--- start ---

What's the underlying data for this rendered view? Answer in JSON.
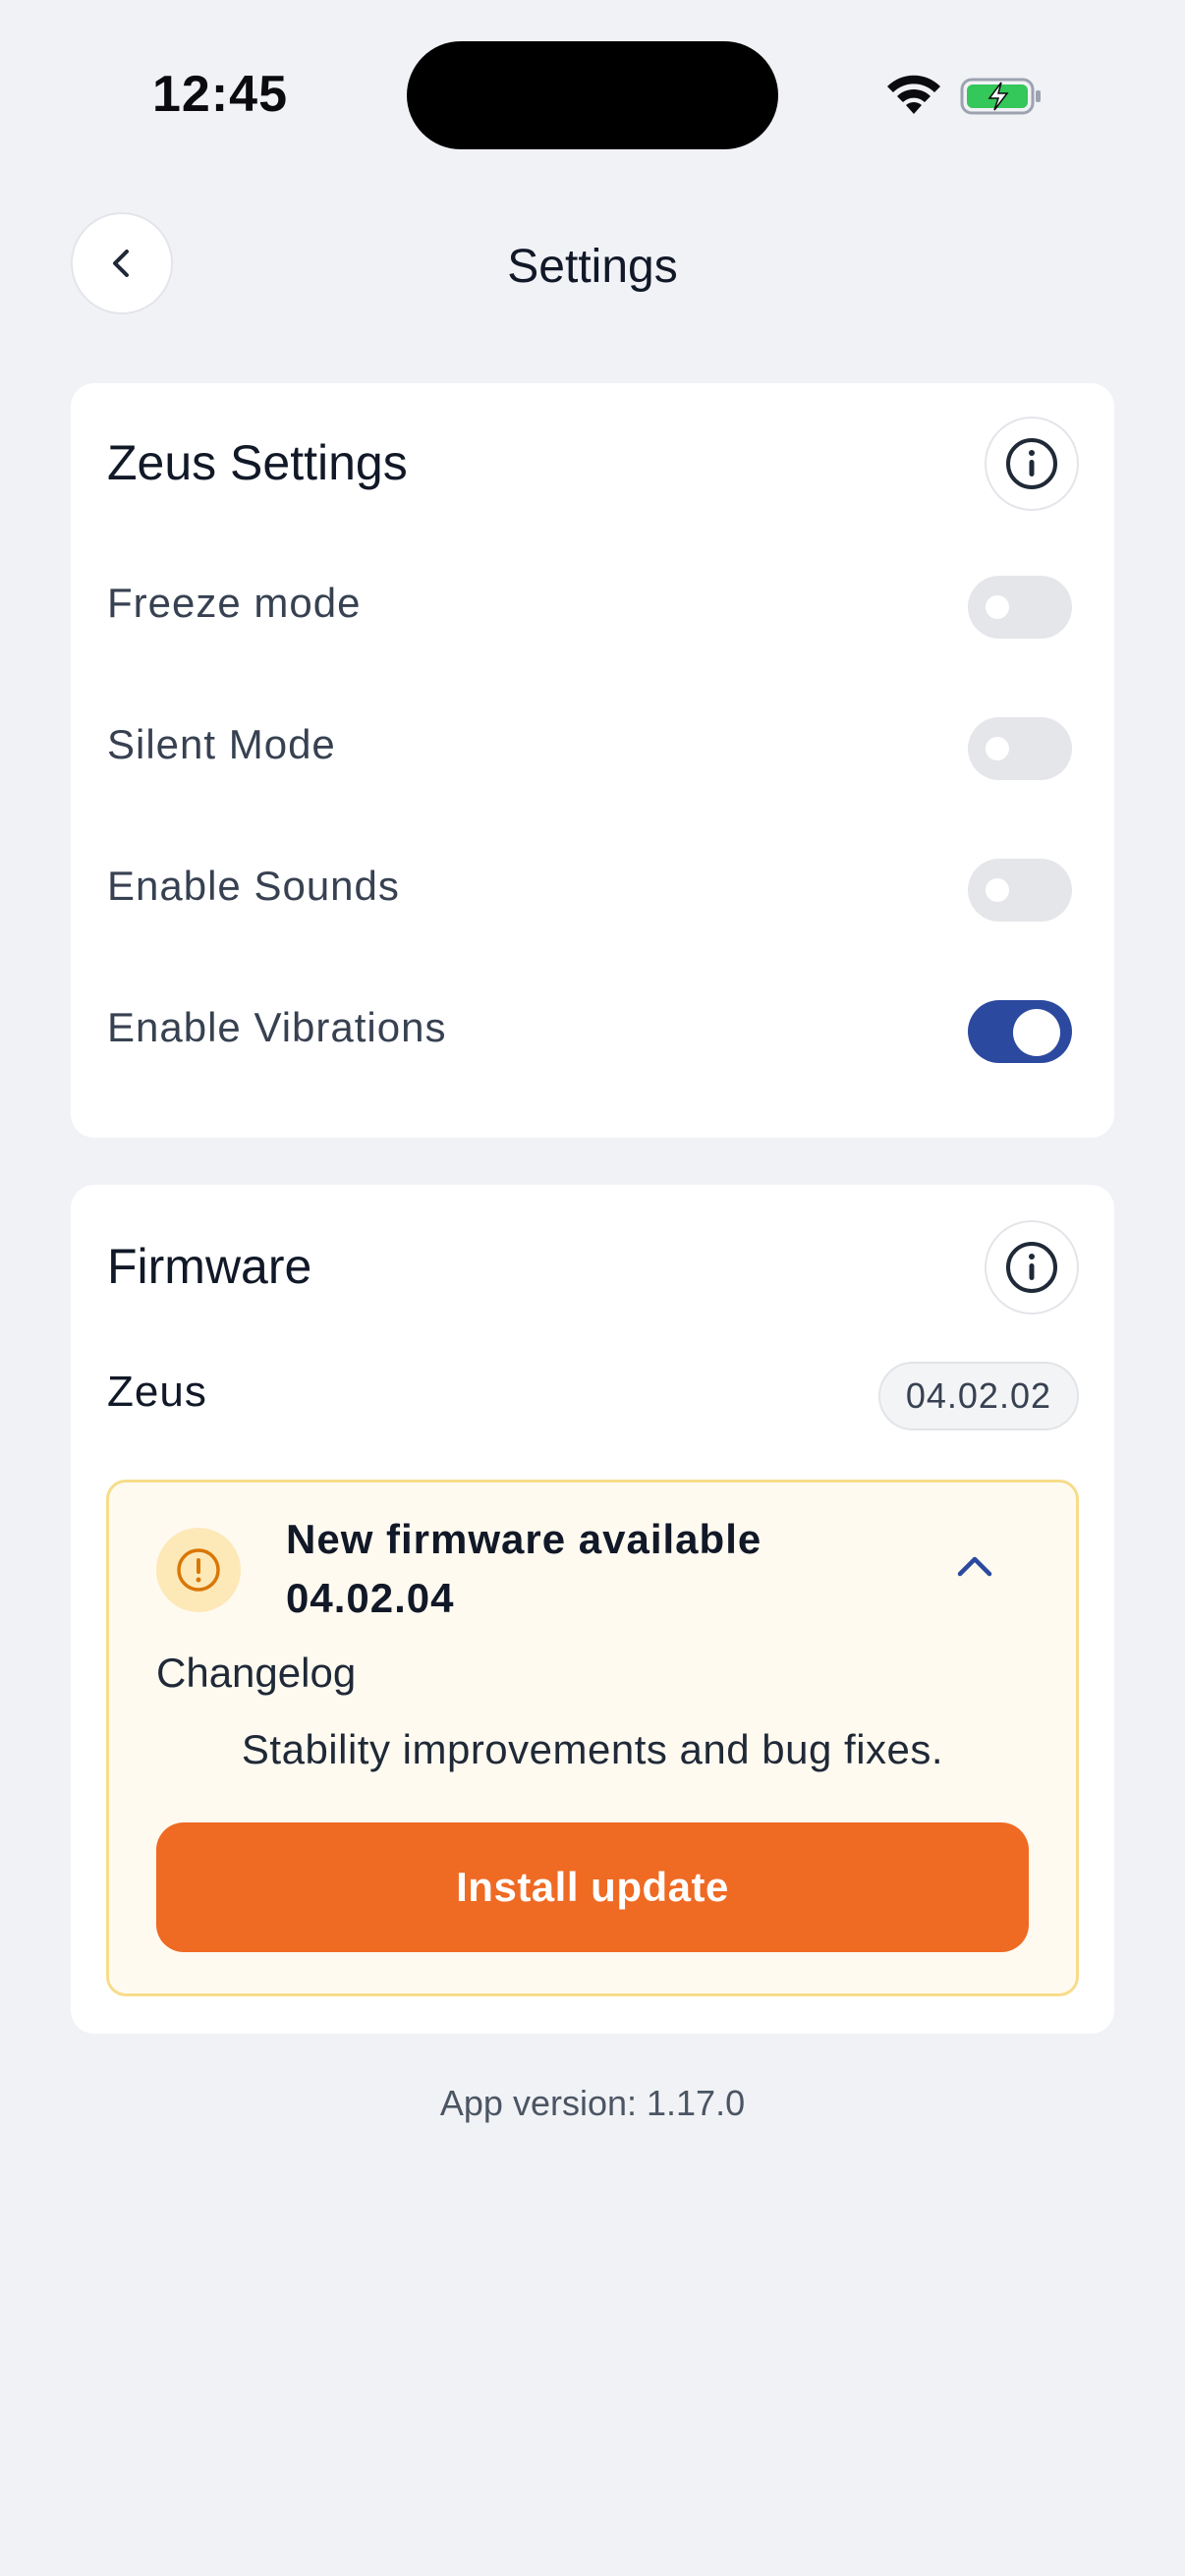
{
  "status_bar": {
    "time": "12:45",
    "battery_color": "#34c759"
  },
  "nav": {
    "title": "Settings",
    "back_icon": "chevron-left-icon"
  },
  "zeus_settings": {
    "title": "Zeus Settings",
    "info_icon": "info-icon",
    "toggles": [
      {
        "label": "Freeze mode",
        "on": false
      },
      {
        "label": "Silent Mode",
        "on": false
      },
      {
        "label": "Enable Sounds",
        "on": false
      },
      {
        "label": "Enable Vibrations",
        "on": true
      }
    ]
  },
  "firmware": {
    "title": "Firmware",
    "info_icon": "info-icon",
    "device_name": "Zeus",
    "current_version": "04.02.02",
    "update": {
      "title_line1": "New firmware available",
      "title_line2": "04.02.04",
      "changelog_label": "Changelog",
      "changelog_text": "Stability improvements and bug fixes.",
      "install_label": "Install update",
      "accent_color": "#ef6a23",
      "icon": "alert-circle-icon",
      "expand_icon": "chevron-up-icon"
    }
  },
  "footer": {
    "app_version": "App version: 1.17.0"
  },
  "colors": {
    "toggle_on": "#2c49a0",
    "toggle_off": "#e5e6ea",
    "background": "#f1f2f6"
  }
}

--- end ---

**Problem:**
Pictures stay out; reproduce every line of the records exactly.

**Answer to the exercise:**
What's the underlying data for this rendered view? Answer in JSON.
{
  "status_bar": {
    "time": "12:45",
    "battery_color": "#34c759"
  },
  "nav": {
    "title": "Settings",
    "back_icon": "chevron-left-icon"
  },
  "zeus_settings": {
    "title": "Zeus Settings",
    "info_icon": "info-icon",
    "toggles": [
      {
        "label": "Freeze mode",
        "on": false
      },
      {
        "label": "Silent Mode",
        "on": false
      },
      {
        "label": "Enable Sounds",
        "on": false
      },
      {
        "label": "Enable Vibrations",
        "on": true
      }
    ]
  },
  "firmware": {
    "title": "Firmware",
    "info_icon": "info-icon",
    "device_name": "Zeus",
    "current_version": "04.02.02",
    "update": {
      "title_line1": "New firmware available",
      "title_line2": "04.02.04",
      "changelog_label": "Changelog",
      "changelog_text": "Stability improvements and bug fixes.",
      "install_label": "Install update",
      "accent_color": "#ef6a23",
      "icon": "alert-circle-icon",
      "expand_icon": "chevron-up-icon"
    }
  },
  "footer": {
    "app_version": "App version: 1.17.0"
  },
  "colors": {
    "toggle_on": "#2c49a0",
    "toggle_off": "#e5e6ea",
    "background": "#f1f2f6"
  }
}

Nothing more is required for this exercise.